> Material provided
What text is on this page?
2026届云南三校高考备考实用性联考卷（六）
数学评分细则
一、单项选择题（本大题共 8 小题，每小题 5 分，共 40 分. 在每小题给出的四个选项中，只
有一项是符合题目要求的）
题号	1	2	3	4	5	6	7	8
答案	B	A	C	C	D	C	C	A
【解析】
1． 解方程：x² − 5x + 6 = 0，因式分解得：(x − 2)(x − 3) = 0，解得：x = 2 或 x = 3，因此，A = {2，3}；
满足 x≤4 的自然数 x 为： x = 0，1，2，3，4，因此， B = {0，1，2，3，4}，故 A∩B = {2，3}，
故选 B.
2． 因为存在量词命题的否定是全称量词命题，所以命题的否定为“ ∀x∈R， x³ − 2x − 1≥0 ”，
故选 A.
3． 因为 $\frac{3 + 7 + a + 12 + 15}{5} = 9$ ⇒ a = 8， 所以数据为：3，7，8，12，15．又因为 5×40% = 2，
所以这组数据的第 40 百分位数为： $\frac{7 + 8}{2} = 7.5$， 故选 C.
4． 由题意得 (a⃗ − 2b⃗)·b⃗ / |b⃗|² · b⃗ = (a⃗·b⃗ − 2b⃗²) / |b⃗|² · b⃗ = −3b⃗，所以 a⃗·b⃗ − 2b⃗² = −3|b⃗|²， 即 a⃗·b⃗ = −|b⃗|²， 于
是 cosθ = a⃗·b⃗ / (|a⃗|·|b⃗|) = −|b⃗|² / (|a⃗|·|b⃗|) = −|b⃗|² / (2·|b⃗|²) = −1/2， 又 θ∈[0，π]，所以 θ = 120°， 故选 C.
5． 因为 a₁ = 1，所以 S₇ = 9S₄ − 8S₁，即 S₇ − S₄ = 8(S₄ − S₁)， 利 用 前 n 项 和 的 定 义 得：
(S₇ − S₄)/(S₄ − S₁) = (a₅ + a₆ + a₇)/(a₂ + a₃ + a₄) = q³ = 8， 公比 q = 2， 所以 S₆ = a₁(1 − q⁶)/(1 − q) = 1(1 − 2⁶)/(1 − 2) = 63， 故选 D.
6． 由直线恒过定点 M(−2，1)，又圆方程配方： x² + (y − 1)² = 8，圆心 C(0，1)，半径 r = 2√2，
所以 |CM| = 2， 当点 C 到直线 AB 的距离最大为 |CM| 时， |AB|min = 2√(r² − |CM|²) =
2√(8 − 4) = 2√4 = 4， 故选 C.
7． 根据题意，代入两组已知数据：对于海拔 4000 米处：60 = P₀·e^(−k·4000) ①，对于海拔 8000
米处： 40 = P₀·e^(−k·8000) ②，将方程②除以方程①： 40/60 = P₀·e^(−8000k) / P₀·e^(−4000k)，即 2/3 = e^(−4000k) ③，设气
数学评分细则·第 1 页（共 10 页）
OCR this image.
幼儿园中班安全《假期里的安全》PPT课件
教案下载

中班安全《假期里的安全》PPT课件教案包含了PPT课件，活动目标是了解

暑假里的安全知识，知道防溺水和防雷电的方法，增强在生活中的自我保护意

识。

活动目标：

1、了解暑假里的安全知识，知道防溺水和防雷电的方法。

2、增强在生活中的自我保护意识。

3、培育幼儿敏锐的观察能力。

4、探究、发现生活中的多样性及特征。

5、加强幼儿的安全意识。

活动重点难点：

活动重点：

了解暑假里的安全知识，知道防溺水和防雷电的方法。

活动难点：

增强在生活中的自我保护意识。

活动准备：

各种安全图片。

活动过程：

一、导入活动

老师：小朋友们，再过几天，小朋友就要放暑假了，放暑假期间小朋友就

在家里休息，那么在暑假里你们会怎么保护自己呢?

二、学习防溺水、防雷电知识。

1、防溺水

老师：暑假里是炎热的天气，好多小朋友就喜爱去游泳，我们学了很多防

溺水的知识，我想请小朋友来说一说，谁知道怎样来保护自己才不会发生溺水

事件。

> Stated goal
Look over the listing above. Pick out and copy every line that includes "了解暑假里的安全知识".

> Complete response
1、了解暑假里的安全知识，知道防溺水和防雷电的方法。
了解暑假里的安全知识，知道防溺水和防雷电的方法。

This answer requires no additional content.